**TASK DIRECTIONS**
Pictures should be excluded; otherwise, copy every entry exactly.

Start of INPUT ROWS

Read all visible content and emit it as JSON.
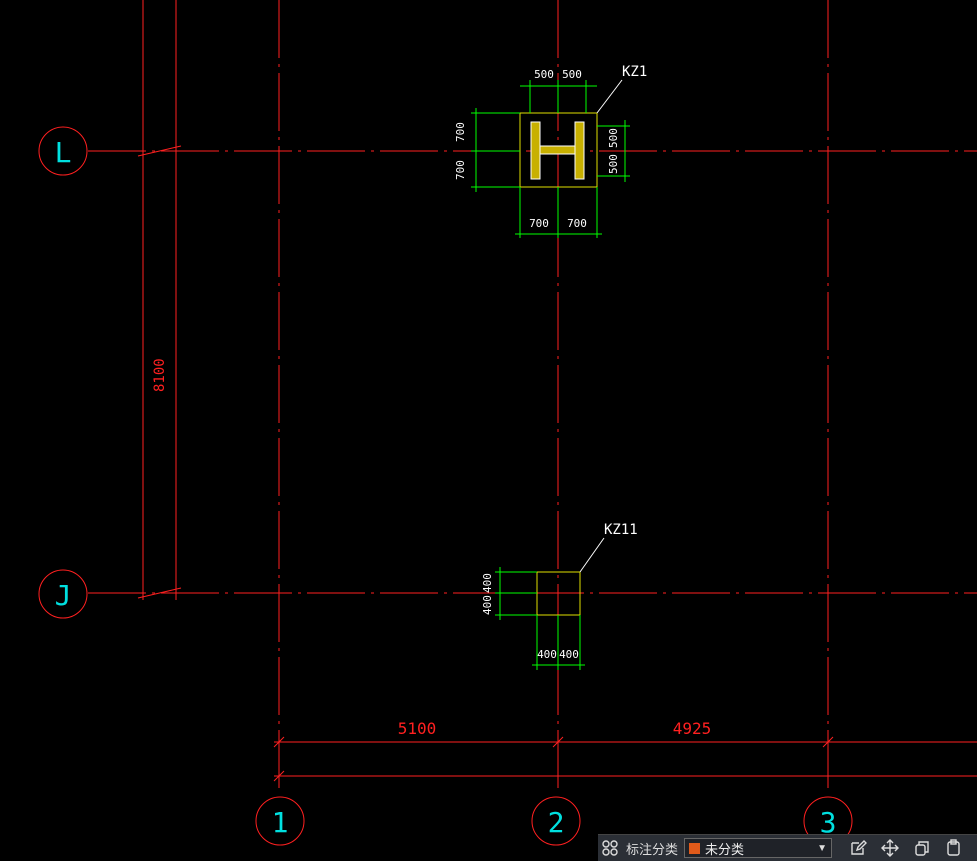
{
  "colors": {
    "background": "#000000",
    "axis_line": "#ff2020",
    "axis_label": "#00e0e0",
    "dimension": "#00ff00",
    "column_outline": "#e0e000",
    "white_text": "#ffffff",
    "category_swatch": "#e05a1a"
  },
  "axis_labels": {
    "L": "L",
    "J": "J",
    "one": "1",
    "two": "2",
    "three": "3"
  },
  "dimensions": {
    "left_vertical": "8100",
    "bay_1_2": "5100",
    "bay_2_3": "4925",
    "kz1_top_left": "500",
    "kz1_top_right": "500",
    "kz1_left_upper": "700",
    "kz1_left_lower": "700",
    "kz1_right_upper": "500",
    "kz1_right_lower": "500",
    "kz1_bottom_left": "700",
    "kz1_bottom_right": "700",
    "kz11_left_upper": "400",
    "kz11_left_lower": "400",
    "kz11_bottom_left": "400",
    "kz11_bottom_right": "400"
  },
  "columns": {
    "kz1_label": "KZ1",
    "kz11_label": "KZ11"
  },
  "toolbar": {
    "grid_icon": "grid-icon",
    "category_label": "标注分类",
    "category_value": "未分类",
    "dropdown_arrow": "▼",
    "tools": [
      "edit-icon",
      "move-icon",
      "copy-icon",
      "paste-icon"
    ]
  }
}
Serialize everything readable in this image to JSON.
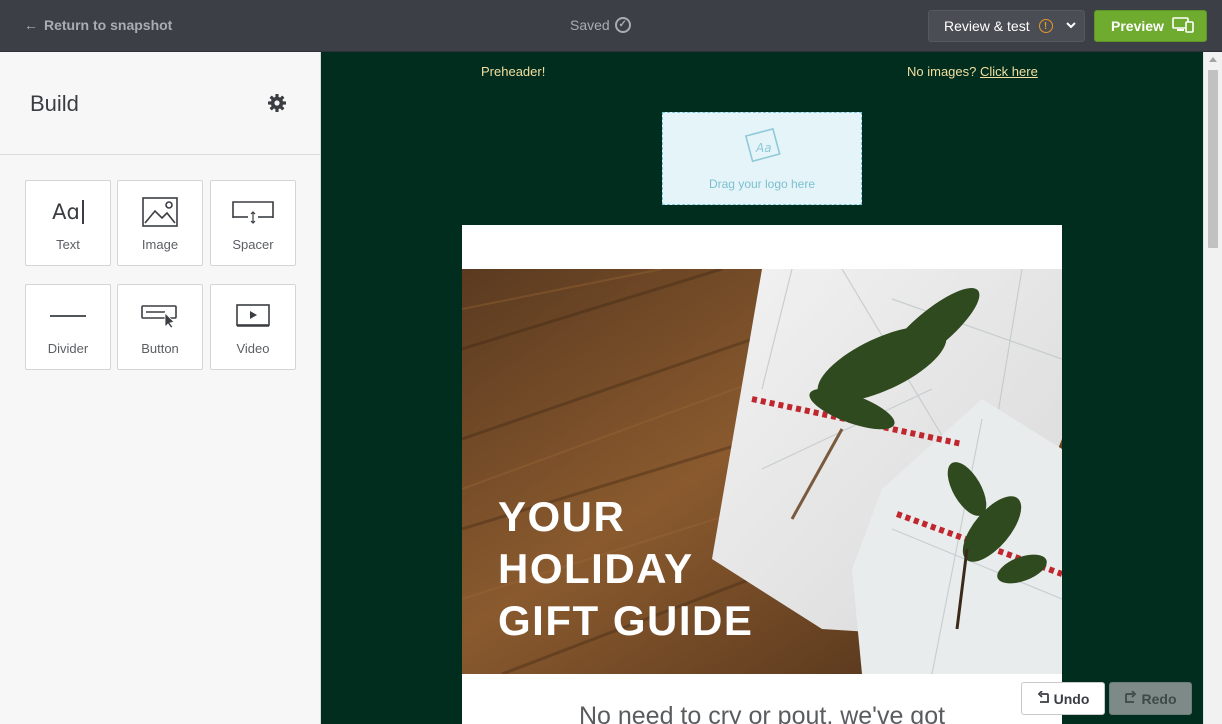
{
  "topbar": {
    "back_label": "Return to snapshot",
    "status": "Saved",
    "review_label": "Review & test",
    "preview_label": "Preview"
  },
  "sidebar": {
    "title": "Build",
    "tiles": [
      {
        "label": "Text",
        "icon": "text-icon"
      },
      {
        "label": "Image",
        "icon": "image-icon"
      },
      {
        "label": "Spacer",
        "icon": "spacer-icon"
      },
      {
        "label": "Divider",
        "icon": "divider-icon"
      },
      {
        "label": "Button",
        "icon": "button-icon"
      },
      {
        "label": "Video",
        "icon": "video-icon"
      }
    ],
    "text_icon_glyph": "Aɑ"
  },
  "email": {
    "preheader": "Preheader!",
    "no_images_text": "No images?",
    "no_images_link": "Click here",
    "logo_placeholder": "Drag your logo here",
    "hero_line1": "YOUR",
    "hero_line2": "HOLIDAY",
    "hero_line3": "GIFT GUIDE",
    "body_text": "No need to cry or pout, we've got"
  },
  "history": {
    "undo_label": "Undo",
    "redo_label": "Redo"
  },
  "colors": {
    "topbar_bg": "#3c4046",
    "canvas_bg": "#002d1e",
    "preview_green": "#6eab2e",
    "preheader_text": "#f4dfa0",
    "warning_orange": "#e8962a"
  }
}
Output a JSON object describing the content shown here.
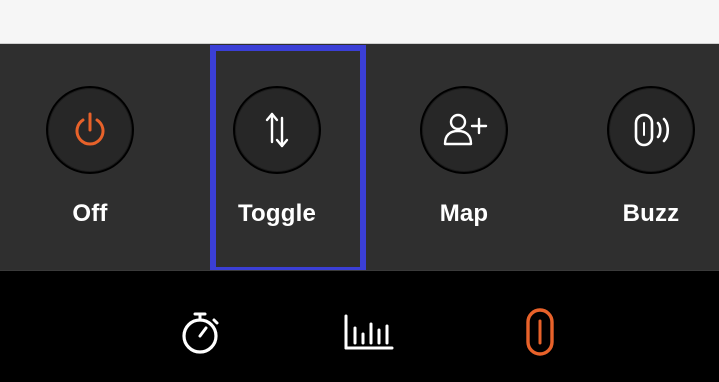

End of INPUT ROWS

**SOLUTION TO THE EXERCISE**
Read all visible content and emit it as JSON.
{
  "colors": {
    "background": "#000000",
    "axis_line": "#ff2020",
    "axis_label": "#00e0e0",
    "dimension": "#00ff00",
    "column_outline": "#e0e000",
    "white_text": "#ffffff",
    "category_swatch": "#e05a1a"
  },
  "axis_labels": {
    "L": "L",
    "J": "J",
    "one": "1",
    "two": "2",
    "three": "3"
  },
  "dimensions": {
    "left_vertical": "8100",
    "bay_1_2": "5100",
    "bay_2_3": "4925",
    "kz1_top_left": "500",
    "kz1_top_right": "500",
    "kz1_left_upper": "700",
    "kz1_left_lower": "700",
    "kz1_right_upper": "500",
    "kz1_right_lower": "500",
    "kz1_bottom_left": "700",
    "kz1_bottom_right": "700",
    "kz11_left_upper": "400",
    "kz11_left_lower": "400",
    "kz11_bottom_left": "400",
    "kz11_bottom_right": "400"
  },
  "columns": {
    "kz1_label": "KZ1",
    "kz11_label": "KZ11"
  },
  "toolbar": {
    "grid_icon": "grid-icon",
    "category_label": "标注分类",
    "category_value": "未分类",
    "dropdown_arrow": "▼",
    "tools": [
      "edit-icon",
      "move-icon",
      "copy-icon",
      "paste-icon"
    ]
  }
}
Serialize everything readable in this image to JSON.
{
  "topbar": {
    "back_label": "Return to snapshot",
    "status": "Saved",
    "review_label": "Review & test",
    "preview_label": "Preview"
  },
  "sidebar": {
    "title": "Build",
    "tiles": [
      {
        "label": "Text",
        "icon": "text-icon"
      },
      {
        "label": "Image",
        "icon": "image-icon"
      },
      {
        "label": "Spacer",
        "icon": "spacer-icon"
      },
      {
        "label": "Divider",
        "icon": "divider-icon"
      },
      {
        "label": "Button",
        "icon": "button-icon"
      },
      {
        "label": "Video",
        "icon": "video-icon"
      }
    ],
    "text_icon_glyph": "Aɑ"
  },
  "email": {
    "preheader": "Preheader!",
    "no_images_text": "No images?",
    "no_images_link": "Click here",
    "logo_placeholder": "Drag your logo here",
    "hero_line1": "YOUR",
    "hero_line2": "HOLIDAY",
    "hero_line3": "GIFT GUIDE",
    "body_text": "No need to cry or pout, we've got"
  },
  "history": {
    "undo_label": "Undo",
    "redo_label": "Redo"
  },
  "colors": {
    "topbar_bg": "#3c4046",
    "canvas_bg": "#002d1e",
    "preview_green": "#6eab2e",
    "preheader_text": "#f4dfa0",
    "warning_orange": "#e8962a"
  }
}
Output a JSON object describing the content shown here.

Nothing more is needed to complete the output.